Chart and figure data

***

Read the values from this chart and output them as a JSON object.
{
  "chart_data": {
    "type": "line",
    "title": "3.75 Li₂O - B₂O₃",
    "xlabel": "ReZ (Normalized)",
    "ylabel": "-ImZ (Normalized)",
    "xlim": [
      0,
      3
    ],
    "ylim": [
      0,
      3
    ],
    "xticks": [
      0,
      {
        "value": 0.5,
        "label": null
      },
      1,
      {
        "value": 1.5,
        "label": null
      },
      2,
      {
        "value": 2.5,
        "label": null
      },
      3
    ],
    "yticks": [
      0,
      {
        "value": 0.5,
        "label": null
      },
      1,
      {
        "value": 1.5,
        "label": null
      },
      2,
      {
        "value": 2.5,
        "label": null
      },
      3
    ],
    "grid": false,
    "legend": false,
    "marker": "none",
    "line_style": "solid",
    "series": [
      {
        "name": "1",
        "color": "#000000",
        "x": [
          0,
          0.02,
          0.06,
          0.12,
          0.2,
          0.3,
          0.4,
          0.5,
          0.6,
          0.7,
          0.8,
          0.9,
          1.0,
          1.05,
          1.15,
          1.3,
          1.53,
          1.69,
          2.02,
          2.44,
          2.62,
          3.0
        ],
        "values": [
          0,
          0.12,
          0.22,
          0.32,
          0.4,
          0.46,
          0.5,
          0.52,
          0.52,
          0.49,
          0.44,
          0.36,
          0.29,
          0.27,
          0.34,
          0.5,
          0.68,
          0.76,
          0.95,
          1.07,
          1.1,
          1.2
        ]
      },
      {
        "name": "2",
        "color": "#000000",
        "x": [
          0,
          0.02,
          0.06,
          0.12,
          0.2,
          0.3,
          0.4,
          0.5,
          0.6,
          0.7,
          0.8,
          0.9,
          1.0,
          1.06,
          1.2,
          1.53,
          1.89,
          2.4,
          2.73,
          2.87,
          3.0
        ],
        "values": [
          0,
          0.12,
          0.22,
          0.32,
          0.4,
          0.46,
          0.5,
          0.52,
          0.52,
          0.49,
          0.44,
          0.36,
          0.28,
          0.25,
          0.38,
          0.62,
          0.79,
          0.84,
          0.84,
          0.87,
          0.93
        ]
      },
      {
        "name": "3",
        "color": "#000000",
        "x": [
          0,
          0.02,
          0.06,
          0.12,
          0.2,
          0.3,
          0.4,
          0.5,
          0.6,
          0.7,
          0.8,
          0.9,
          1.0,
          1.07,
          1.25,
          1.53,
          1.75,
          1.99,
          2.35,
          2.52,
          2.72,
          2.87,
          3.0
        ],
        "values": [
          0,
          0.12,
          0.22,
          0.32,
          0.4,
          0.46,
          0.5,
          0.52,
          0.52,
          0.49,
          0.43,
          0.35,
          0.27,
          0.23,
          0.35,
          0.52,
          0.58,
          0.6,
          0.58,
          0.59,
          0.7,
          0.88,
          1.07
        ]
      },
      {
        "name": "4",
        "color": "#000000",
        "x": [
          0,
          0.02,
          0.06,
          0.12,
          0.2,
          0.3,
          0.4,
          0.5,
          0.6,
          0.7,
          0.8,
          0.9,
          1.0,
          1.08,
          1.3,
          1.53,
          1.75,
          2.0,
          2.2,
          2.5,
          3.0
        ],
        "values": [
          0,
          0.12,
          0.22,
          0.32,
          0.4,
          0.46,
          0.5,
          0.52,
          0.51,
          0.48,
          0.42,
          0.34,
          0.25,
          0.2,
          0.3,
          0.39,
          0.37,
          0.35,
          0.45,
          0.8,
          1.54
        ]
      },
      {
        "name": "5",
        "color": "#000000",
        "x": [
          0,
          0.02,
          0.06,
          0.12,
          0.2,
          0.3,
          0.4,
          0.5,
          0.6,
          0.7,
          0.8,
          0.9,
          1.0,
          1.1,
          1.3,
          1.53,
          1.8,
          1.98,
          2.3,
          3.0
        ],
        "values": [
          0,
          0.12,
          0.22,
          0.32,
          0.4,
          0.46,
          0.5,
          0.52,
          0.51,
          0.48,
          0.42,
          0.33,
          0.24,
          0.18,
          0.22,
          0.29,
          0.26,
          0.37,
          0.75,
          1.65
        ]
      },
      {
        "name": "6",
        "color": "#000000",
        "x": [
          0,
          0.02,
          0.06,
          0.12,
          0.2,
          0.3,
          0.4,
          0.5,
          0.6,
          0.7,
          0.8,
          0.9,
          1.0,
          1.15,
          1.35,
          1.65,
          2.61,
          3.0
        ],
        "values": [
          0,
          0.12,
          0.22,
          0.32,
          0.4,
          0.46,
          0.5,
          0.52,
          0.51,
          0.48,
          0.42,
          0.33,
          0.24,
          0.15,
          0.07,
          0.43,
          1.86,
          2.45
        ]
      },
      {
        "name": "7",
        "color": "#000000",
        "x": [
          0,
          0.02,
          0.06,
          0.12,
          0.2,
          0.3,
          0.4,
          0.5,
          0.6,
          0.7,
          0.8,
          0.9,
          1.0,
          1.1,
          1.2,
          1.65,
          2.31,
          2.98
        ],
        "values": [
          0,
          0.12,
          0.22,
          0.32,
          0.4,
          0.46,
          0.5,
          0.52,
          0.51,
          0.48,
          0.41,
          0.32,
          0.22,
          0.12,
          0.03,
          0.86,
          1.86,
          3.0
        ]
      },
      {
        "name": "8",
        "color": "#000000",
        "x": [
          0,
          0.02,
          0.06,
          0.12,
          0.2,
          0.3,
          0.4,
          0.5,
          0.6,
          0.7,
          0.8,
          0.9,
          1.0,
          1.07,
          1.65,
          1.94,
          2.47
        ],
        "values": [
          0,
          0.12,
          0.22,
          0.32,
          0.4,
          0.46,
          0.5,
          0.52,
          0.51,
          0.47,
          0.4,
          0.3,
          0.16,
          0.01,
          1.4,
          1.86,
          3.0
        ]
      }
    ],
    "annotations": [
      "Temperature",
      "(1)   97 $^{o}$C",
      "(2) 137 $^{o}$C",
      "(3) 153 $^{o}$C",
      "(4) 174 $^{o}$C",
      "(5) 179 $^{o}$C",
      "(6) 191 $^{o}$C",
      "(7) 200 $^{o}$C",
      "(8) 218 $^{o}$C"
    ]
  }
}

***

Extract the data in full. Keep it word for word.

Read the values from this chart and output them as a JSON object.
{
  "chart_data": {
    "type": "line",
    "title": "3.75 Li₂O - B₂O₃",
    "xlabel": "ReZ (Normalized)",
    "ylabel": "-ImZ (Normalized)",
    "xlim": [
      0,
      3
    ],
    "ylim": [
      0,
      3
    ],
    "xticks": [
      0,
      {
        "value": 0.5,
        "label": null
      },
      1,
      {
        "value": 1.5,
        "label": null
      },
      2,
      {
        "value": 2.5,
        "label": null
      },
      3
    ],
    "yticks": [
      0,
      {
        "value": 0.5,
        "label": null
      },
      1,
      {
        "value": 1.5,
        "label": null
      },
      2,
      {
        "value": 2.5,
        "label": null
      },
      3
    ],
    "grid": false,
    "legend": false,
    "marker": "none",
    "line_style": "solid",
    "series": [
      {
        "name": "1",
        "color": "#000000",
        "x": [
          0,
          0.02,
          0.06,
          0.12,
          0.2,
          0.3,
          0.4,
          0.5,
          0.6,
          0.7,
          0.8,
          0.9,
          1.0,
          1.05,
          1.15,
          1.3,
          1.53,
          1.69,
          2.02,
          2.44,
          2.62,
          3.0
        ],
        "values": [
          0,
          0.12,
          0.22,
          0.32,
          0.4,
          0.46,
          0.5,
          0.52,
          0.52,
          0.49,
          0.44,
          0.36,
          0.29,
          0.27,
          0.34,
          0.5,
          0.68,
          0.76,
          0.95,
          1.07,
          1.1,
          1.2
        ]
      },
      {
        "name": "2",
        "color": "#000000",
        "x": [
          0,
          0.02,
          0.06,
          0.12,
          0.2,
          0.3,
          0.4,
          0.5,
          0.6,
          0.7,
          0.8,
          0.9,
          1.0,
          1.06,
          1.2,
          1.53,
          1.89,
          2.4,
          2.73,
          2.87,
          3.0
        ],
        "values": [
          0,
          0.12,
          0.22,
          0.32,
          0.4,
          0.46,
          0.5,
          0.52,
          0.52,
          0.49,
          0.44,
          0.36,
          0.28,
          0.25,
          0.38,
          0.62,
          0.79,
          0.84,
          0.84,
          0.87,
          0.93
        ]
      },
      {
        "name": "3",
        "color": "#000000",
        "x": [
          0,
          0.02,
          0.06,
          0.12,
          0.2,
          0.3,
          0.4,
          0.5,
          0.6,
          0.7,
          0.8,
          0.9,
          1.0,
          1.07,
          1.25,
          1.53,
          1.75,
          1.99,
          2.35,
          2.52,
          2.72,
          2.87,
          3.0
        ],
        "values": [
          0,
          0.12,
          0.22,
          0.32,
          0.4,
          0.46,
          0.5,
          0.52,
          0.52,
          0.49,
          0.43,
          0.35,
          0.27,
          0.23,
          0.35,
          0.52,
          0.58,
          0.6,
          0.58,
          0.59,
          0.7,
          0.88,
          1.07
        ]
      },
      {
        "name": "4",
        "color": "#000000",
        "x": [
          0,
          0.02,
          0.06,
          0.12,
          0.2,
          0.3,
          0.4,
          0.5,
          0.6,
          0.7,
          0.8,
          0.9,
          1.0,
          1.08,
          1.3,
          1.53,
          1.75,
          2.0,
          2.2,
          2.5,
          3.0
        ],
        "values": [
          0,
          0.12,
          0.22,
          0.32,
          0.4,
          0.46,
          0.5,
          0.52,
          0.51,
          0.48,
          0.42,
          0.34,
          0.25,
          0.2,
          0.3,
          0.39,
          0.37,
          0.35,
          0.45,
          0.8,
          1.54
        ]
      },
      {
        "name": "5",
        "color": "#000000",
        "x": [
          0,
          0.02,
          0.06,
          0.12,
          0.2,
          0.3,
          0.4,
          0.5,
          0.6,
          0.7,
          0.8,
          0.9,
          1.0,
          1.1,
          1.3,
          1.53,
          1.8,
          1.98,
          2.3,
          3.0
        ],
        "values": [
          0,
          0.12,
          0.22,
          0.32,
          0.4,
          0.46,
          0.5,
          0.52,
          0.51,
          0.48,
          0.42,
          0.33,
          0.24,
          0.18,
          0.22,
          0.29,
          0.26,
          0.37,
          0.75,
          1.65
        ]
      },
      {
        "name": "6",
        "color": "#000000",
        "x": [
          0,
          0.02,
          0.06,
          0.12,
          0.2,
          0.3,
          0.4,
          0.5,
          0.6,
          0.7,
          0.8,
          0.9,
          1.0,
          1.15,
          1.35,
          1.65,
          2.61,
          3.0
        ],
        "values": [
          0,
          0.12,
          0.22,
          0.32,
          0.4,
          0.46,
          0.5,
          0.52,
          0.51,
          0.48,
          0.42,
          0.33,
          0.24,
          0.15,
          0.07,
          0.43,
          1.86,
          2.45
        ]
      },
      {
        "name": "7",
        "color": "#000000",
        "x": [
          0,
          0.02,
          0.06,
          0.12,
          0.2,
          0.3,
          0.4,
          0.5,
          0.6,
          0.7,
          0.8,
          0.9,
          1.0,
          1.1,
          1.2,
          1.65,
          2.31,
          2.98
        ],
        "values": [
          0,
          0.12,
          0.22,
          0.32,
          0.4,
          0.46,
          0.5,
          0.52,
          0.51,
          0.48,
          0.41,
          0.32,
          0.22,
          0.12,
          0.03,
          0.86,
          1.86,
          3.0
        ]
      },
      {
        "name": "8",
        "color": "#000000",
        "x": [
          0,
          0.02,
          0.06,
          0.12,
          0.2,
          0.3,
          0.4,
          0.5,
          0.6,
          0.7,
          0.8,
          0.9,
          1.0,
          1.07,
          1.65,
          1.94,
          2.47
        ],
        "values": [
          0,
          0.12,
          0.22,
          0.32,
          0.4,
          0.46,
          0.5,
          0.52,
          0.51,
          0.47,
          0.4,
          0.3,
          0.16,
          0.01,
          1.4,
          1.86,
          3.0
        ]
      }
    ],
    "annotations": [
      "Temperature",
      "(1)   97 $^{o}$C",
      "(2) 137 $^{o}$C",
      "(3) 153 $^{o}$C",
      "(4) 174 $^{o}$C",
      "(5) 179 $^{o}$C",
      "(6) 191 $^{o}$C",
      "(7) 200 $^{o}$C",
      "(8) 218 $^{o}$C"
    ]
  }
}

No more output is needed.